* _Work to complete_
The records below must be output exactly, without pictures.

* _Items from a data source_
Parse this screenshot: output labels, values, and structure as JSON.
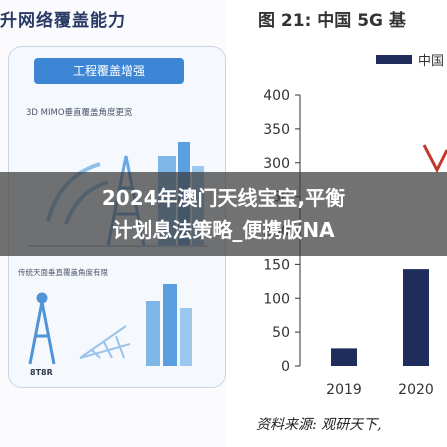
{
  "left_panel": {
    "title": "升网络覆盖能力",
    "banner": "工程覆盖增强",
    "caption_top": "3D MIMO垂直覆盖角度更宽",
    "caption_bottom": "传统天面垂直覆盖角度有限",
    "station_label": "8T8R"
  },
  "chart": {
    "title": "图 21: 中国 5G 基",
    "legend_label": "中国",
    "source_text": "资料来源: 观研天下,",
    "colors": {
      "bar": "#1f2d5c",
      "line": "#c0392b",
      "axis": "#333333"
    }
  },
  "chart_data": {
    "type": "bar",
    "categories": [
      "2019",
      "2020"
    ],
    "values": [
      26,
      143
    ],
    "title": "图 21: 中国 5G 基",
    "xlabel": "",
    "ylabel": "",
    "ylim": [
      0,
      400
    ],
    "yticks": [
      "0",
      "50",
      "100",
      "150",
      "200",
      "250",
      "300",
      "350",
      "400"
    ],
    "legend": {
      "entries": [
        "中国"
      ],
      "placement": "top-right"
    }
  },
  "headline": {
    "line1": "2024年澳门天线宝宝,平衡",
    "line2": "计划息法策略_便携版NA"
  }
}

* _Answer for this exercise_
Parse this screenshot: output labels, values, and structure as JSON.
{
  "left_panel": {
    "title": "升网络覆盖能力",
    "banner": "工程覆盖增强",
    "caption_top": "3D MIMO垂直覆盖角度更宽",
    "caption_bottom": "传统天面垂直覆盖角度有限",
    "station_label": "8T8R"
  },
  "chart": {
    "title": "图 21: 中国 5G 基",
    "legend_label": "中国",
    "source_text": "资料来源: 观研天下,",
    "colors": {
      "bar": "#1f2d5c",
      "line": "#c0392b",
      "axis": "#333333"
    }
  },
  "chart_data": {
    "type": "bar",
    "categories": [
      "2019",
      "2020"
    ],
    "values": [
      26,
      143
    ],
    "title": "图 21: 中国 5G 基",
    "xlabel": "",
    "ylabel": "",
    "ylim": [
      0,
      400
    ],
    "yticks": [
      "0",
      "50",
      "100",
      "150",
      "200",
      "250",
      "300",
      "350",
      "400"
    ],
    "legend": {
      "entries": [
        "中国"
      ],
      "placement": "top-right"
    }
  },
  "headline": {
    "line1": "2024年澳门天线宝宝,平衡",
    "line2": "计划息法策略_便携版NA"
  }
}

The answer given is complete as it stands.